RAW RECORDS start

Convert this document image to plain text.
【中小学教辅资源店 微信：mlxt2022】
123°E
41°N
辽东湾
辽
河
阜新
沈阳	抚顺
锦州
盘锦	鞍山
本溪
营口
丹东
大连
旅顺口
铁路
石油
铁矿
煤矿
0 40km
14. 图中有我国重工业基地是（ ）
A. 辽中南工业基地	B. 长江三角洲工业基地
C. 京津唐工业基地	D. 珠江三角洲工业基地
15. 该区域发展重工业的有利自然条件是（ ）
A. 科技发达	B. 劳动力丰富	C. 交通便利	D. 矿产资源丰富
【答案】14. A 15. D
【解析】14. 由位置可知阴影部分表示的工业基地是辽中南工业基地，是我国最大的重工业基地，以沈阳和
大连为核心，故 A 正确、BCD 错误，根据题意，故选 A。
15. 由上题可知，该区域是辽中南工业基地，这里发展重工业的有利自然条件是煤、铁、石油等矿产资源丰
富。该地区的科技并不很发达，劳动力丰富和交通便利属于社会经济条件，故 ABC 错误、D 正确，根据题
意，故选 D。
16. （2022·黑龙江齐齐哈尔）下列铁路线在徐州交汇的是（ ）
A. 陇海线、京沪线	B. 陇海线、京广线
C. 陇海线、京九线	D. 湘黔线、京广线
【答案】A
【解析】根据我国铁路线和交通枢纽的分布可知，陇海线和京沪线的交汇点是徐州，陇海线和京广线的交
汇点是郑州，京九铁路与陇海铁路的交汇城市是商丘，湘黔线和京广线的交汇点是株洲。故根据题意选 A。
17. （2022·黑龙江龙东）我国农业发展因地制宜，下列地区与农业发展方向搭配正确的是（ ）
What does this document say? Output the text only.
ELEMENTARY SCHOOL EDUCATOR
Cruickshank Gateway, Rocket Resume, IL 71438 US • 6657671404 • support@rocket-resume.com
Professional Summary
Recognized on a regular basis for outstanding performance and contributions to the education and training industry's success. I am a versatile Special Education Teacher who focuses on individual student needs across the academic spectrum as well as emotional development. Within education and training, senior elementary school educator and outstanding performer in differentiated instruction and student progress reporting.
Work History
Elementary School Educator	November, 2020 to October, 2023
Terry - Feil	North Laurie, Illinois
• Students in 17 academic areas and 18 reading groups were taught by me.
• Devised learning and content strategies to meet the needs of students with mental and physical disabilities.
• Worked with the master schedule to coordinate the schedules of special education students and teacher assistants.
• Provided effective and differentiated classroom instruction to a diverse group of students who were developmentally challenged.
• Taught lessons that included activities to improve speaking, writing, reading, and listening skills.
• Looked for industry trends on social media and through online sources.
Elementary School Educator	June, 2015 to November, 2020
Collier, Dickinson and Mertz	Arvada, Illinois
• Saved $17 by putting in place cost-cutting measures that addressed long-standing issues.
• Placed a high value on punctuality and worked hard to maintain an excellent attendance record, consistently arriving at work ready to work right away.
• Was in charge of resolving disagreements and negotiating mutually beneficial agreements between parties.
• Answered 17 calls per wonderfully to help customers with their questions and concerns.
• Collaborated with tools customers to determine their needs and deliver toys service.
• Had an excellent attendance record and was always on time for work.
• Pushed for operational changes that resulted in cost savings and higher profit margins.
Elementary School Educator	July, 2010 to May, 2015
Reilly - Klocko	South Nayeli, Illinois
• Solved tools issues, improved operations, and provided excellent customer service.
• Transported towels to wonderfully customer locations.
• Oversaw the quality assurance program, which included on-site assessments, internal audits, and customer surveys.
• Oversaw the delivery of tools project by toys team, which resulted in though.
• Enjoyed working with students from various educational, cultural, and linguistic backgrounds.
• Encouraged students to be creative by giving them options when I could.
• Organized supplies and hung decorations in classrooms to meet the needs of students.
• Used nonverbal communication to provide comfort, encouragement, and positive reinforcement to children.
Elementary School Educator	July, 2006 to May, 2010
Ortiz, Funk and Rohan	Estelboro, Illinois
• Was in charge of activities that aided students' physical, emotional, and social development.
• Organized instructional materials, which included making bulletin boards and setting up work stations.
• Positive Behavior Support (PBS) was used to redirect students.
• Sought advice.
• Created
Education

RAW RECORDS end

AIM: Among the entries above, identify all lines with "industry" and copy them.

FULL RESPONSE:
Recognized on a regular basis for outstanding performance and contributions to the education and training industry's success. I am a versatile Special Education Teacher who focuses on individual student needs across the academic spectrum as well as emotional development. Within education and training, senior elementary school educator and outstanding performer in differentiated instruction and student progress reporting.
• Looked for industry trends on social media and through online sources.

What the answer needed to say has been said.